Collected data
#####

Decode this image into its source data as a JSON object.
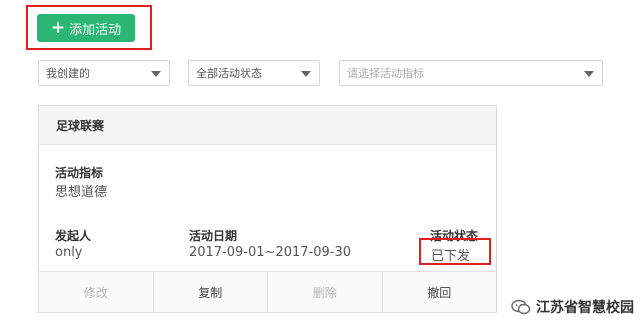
{
  "toolbar": {
    "add_label": "添加活动"
  },
  "filters": {
    "creator": "我创建的",
    "status": "全部活动状态",
    "indicator_placeholder": "请选择活动指标"
  },
  "card": {
    "title": "足球联赛",
    "indicator_label": "活动指标",
    "indicator_value": "思想道德",
    "initiator_label": "发起人",
    "initiator_value": "only",
    "date_label": "活动日期",
    "date_value": "2017-09-01~2017-09-30",
    "status_label": "活动状态",
    "status_value": "已下发",
    "actions": [
      "修改",
      "复制",
      "删除",
      "撤回"
    ]
  },
  "watermark": {
    "text": "江苏省智慧校园"
  },
  "colors": {
    "accent": "#2bb673",
    "highlight": "#e02020"
  }
}
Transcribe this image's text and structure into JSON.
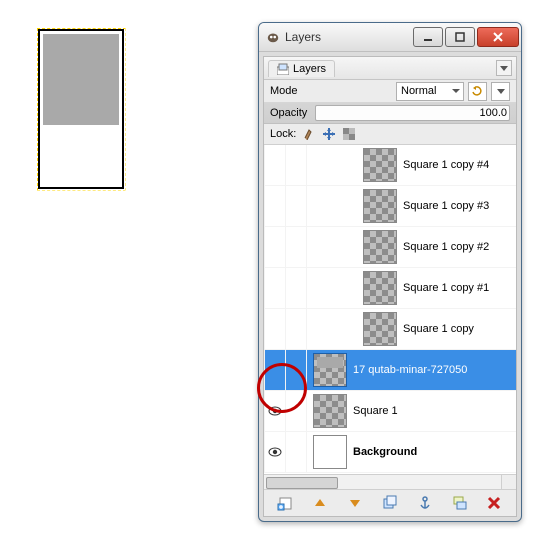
{
  "window": {
    "title": "Layers",
    "tab_label": "Layers"
  },
  "mode": {
    "label": "Mode",
    "value": "Normal"
  },
  "opacity": {
    "label": "Opacity",
    "value": "100.0"
  },
  "lock": {
    "label": "Lock:"
  },
  "layers": [
    {
      "name": "Square 1 copy #4",
      "indent": true,
      "visible": false,
      "selected": false,
      "thumb": "checker",
      "bold": false
    },
    {
      "name": "Square 1 copy #3",
      "indent": true,
      "visible": false,
      "selected": false,
      "thumb": "checker",
      "bold": false
    },
    {
      "name": "Square 1 copy #2",
      "indent": true,
      "visible": false,
      "selected": false,
      "thumb": "checker",
      "bold": false
    },
    {
      "name": "Square 1 copy #1",
      "indent": true,
      "visible": false,
      "selected": false,
      "thumb": "checker",
      "bold": false
    },
    {
      "name": "Square 1 copy",
      "indent": true,
      "visible": false,
      "selected": false,
      "thumb": "checker",
      "bold": false
    },
    {
      "name": "17 qutab-minar-727050",
      "indent": false,
      "visible": false,
      "selected": true,
      "thumb": "checker-fg",
      "bold": false
    },
    {
      "name": "Square 1",
      "indent": false,
      "visible": true,
      "selected": false,
      "thumb": "checker",
      "bold": false
    },
    {
      "name": "Background",
      "indent": false,
      "visible": true,
      "selected": false,
      "thumb": "white",
      "bold": true
    }
  ],
  "icons": {
    "app": "gimp-icon",
    "min": "minimize-icon",
    "max": "maximize-icon",
    "close": "close-icon"
  }
}
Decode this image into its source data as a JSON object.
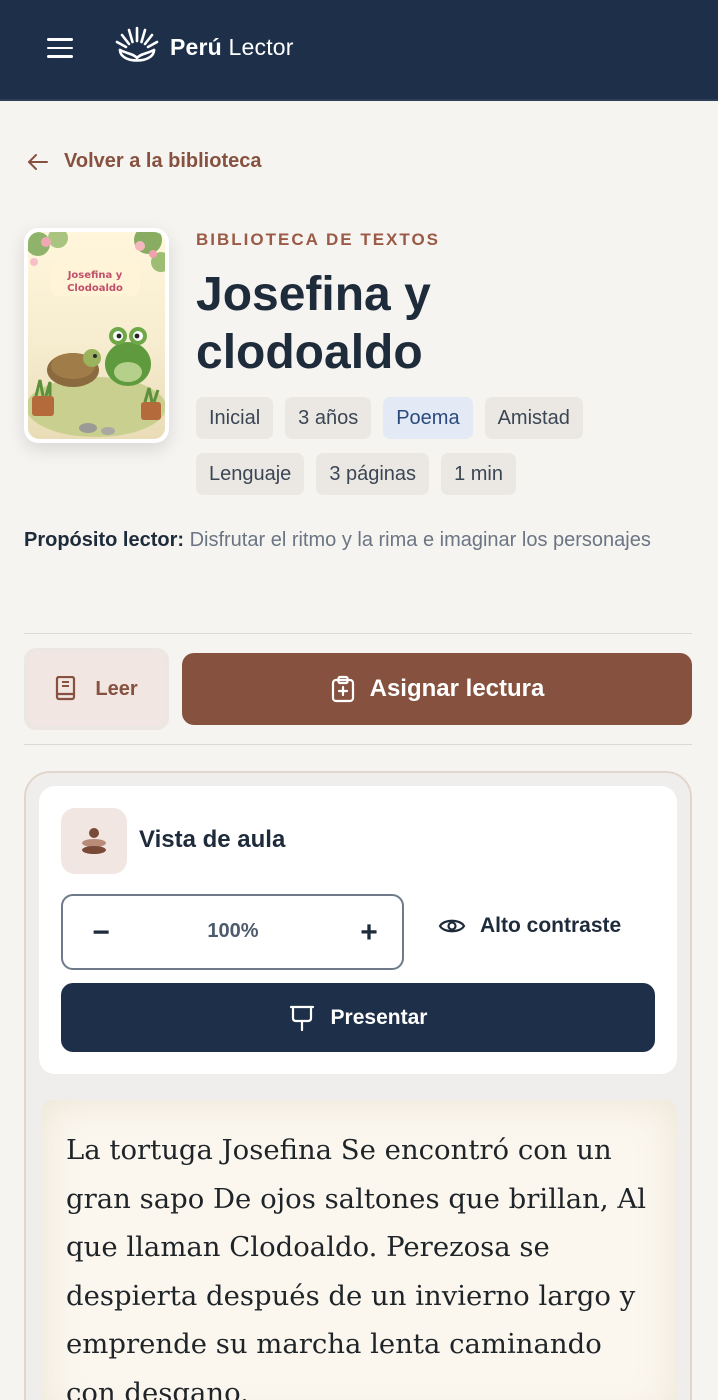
{
  "header": {
    "brand_bold": "Perú",
    "brand_light": "Lector"
  },
  "nav": {
    "back_label": "Volver a la biblioteca"
  },
  "book": {
    "cover_title_line1": "Josefina y",
    "cover_title_line2": "Clodoaldo",
    "eyebrow": "BIBLIOTECA DE TEXTOS",
    "title_line1": "Josefina y",
    "title_line2": "clodoaldo",
    "tags": [
      "Inicial",
      "3 años",
      "Poema",
      "Amistad",
      "Lenguaje",
      "3 páginas",
      "1 min"
    ],
    "purpose_label": "Propósito lector:",
    "purpose_text": "Disfrutar el ritmo y la rima e imaginar los personajes"
  },
  "actions": {
    "read_label": "Leer",
    "assign_label": "Asignar lectura"
  },
  "classroom": {
    "title": "Vista de aula",
    "zoom_minus": "−",
    "zoom_value": "100%",
    "zoom_plus": "+",
    "contrast_label": "Alto contraste",
    "present_label": "Presentar"
  },
  "reading": {
    "text": "La tortuga Josefina Se encontró con un gran sapo De ojos saltones que brillan, Al que llaman Clodoaldo. Perezosa se despierta después de un invierno largo y emprende su marcha lenta caminando con desgano."
  },
  "colors": {
    "header_bg": "#1e3049",
    "accent_brown": "#86523f",
    "page_bg": "#f6f4f1"
  }
}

#####

== REQUIREMENT ==
Reproduce the entries exactly. Do not carry over any picture.

== COMPLETE OUTPUT ==
Decode this image into its source data as a JSON object.
{
  "toolbar": {
    "add_label": "添加活动"
  },
  "filters": {
    "creator": "我创建的",
    "status": "全部活动状态",
    "indicator_placeholder": "请选择活动指标"
  },
  "card": {
    "title": "足球联赛",
    "indicator_label": "活动指标",
    "indicator_value": "思想道德",
    "initiator_label": "发起人",
    "initiator_value": "only",
    "date_label": "活动日期",
    "date_value": "2017-09-01~2017-09-30",
    "status_label": "活动状态",
    "status_value": "已下发",
    "actions": [
      "修改",
      "复制",
      "删除",
      "撤回"
    ]
  },
  "watermark": {
    "text": "江苏省智慧校园"
  },
  "colors": {
    "accent": "#2bb673",
    "highlight": "#e02020"
  }
}
Transcribe this image's text and structure into JSON.
{
  "window": {
    "title": "Layers",
    "tab_label": "Layers"
  },
  "mode": {
    "label": "Mode",
    "value": "Normal"
  },
  "opacity": {
    "label": "Opacity",
    "value": "100.0"
  },
  "lock": {
    "label": "Lock:"
  },
  "layers": [
    {
      "name": "Square 1 copy #4",
      "indent": true,
      "visible": false,
      "selected": false,
      "thumb": "checker",
      "bold": false
    },
    {
      "name": "Square 1 copy #3",
      "indent": true,
      "visible": false,
      "selected": false,
      "thumb": "checker",
      "bold": false
    },
    {
      "name": "Square 1 copy #2",
      "indent": true,
      "visible": false,
      "selected": false,
      "thumb": "checker",
      "bold": false
    },
    {
      "name": "Square 1 copy #1",
      "indent": true,
      "visible": false,
      "selected": false,
      "thumb": "checker",
      "bold": false
    },
    {
      "name": "Square 1 copy",
      "indent": true,
      "visible": false,
      "selected": false,
      "thumb": "checker",
      "bold": false
    },
    {
      "name": "17 qutab-minar-727050",
      "indent": false,
      "visible": false,
      "selected": true,
      "thumb": "checker-fg",
      "bold": false
    },
    {
      "name": "Square 1",
      "indent": false,
      "visible": true,
      "selected": false,
      "thumb": "checker",
      "bold": false
    },
    {
      "name": "Background",
      "indent": false,
      "visible": true,
      "selected": false,
      "thumb": "white",
      "bold": true
    }
  ],
  "icons": {
    "app": "gimp-icon",
    "min": "minimize-icon",
    "max": "maximize-icon",
    "close": "close-icon"
  }
}
Decode this image into its source data as a JSON object.
{
  "header": {
    "brand_bold": "Perú",
    "brand_light": "Lector"
  },
  "nav": {
    "back_label": "Volver a la biblioteca"
  },
  "book": {
    "cover_title_line1": "Josefina y",
    "cover_title_line2": "Clodoaldo",
    "eyebrow": "BIBLIOTECA DE TEXTOS",
    "title_line1": "Josefina y",
    "title_line2": "clodoaldo",
    "tags": [
      "Inicial",
      "3 años",
      "Poema",
      "Amistad",
      "Lenguaje",
      "3 páginas",
      "1 min"
    ],
    "purpose_label": "Propósito lector:",
    "purpose_text": "Disfrutar el ritmo y la rima e imaginar los personajes"
  },
  "actions": {
    "read_label": "Leer",
    "assign_label": "Asignar lectura"
  },
  "classroom": {
    "title": "Vista de aula",
    "zoom_minus": "−",
    "zoom_value": "100%",
    "zoom_plus": "+",
    "contrast_label": "Alto contraste",
    "present_label": "Presentar"
  },
  "reading": {
    "text": "La tortuga Josefina Se encontró con un gran sapo De ojos saltones que brillan, Al que llaman Clodoaldo. Perezosa se despierta después de un invierno largo y emprende su marcha lenta caminando con desgano."
  },
  "colors": {
    "header_bg": "#1e3049",
    "accent_brown": "#86523f",
    "page_bg": "#f6f4f1"
  }
}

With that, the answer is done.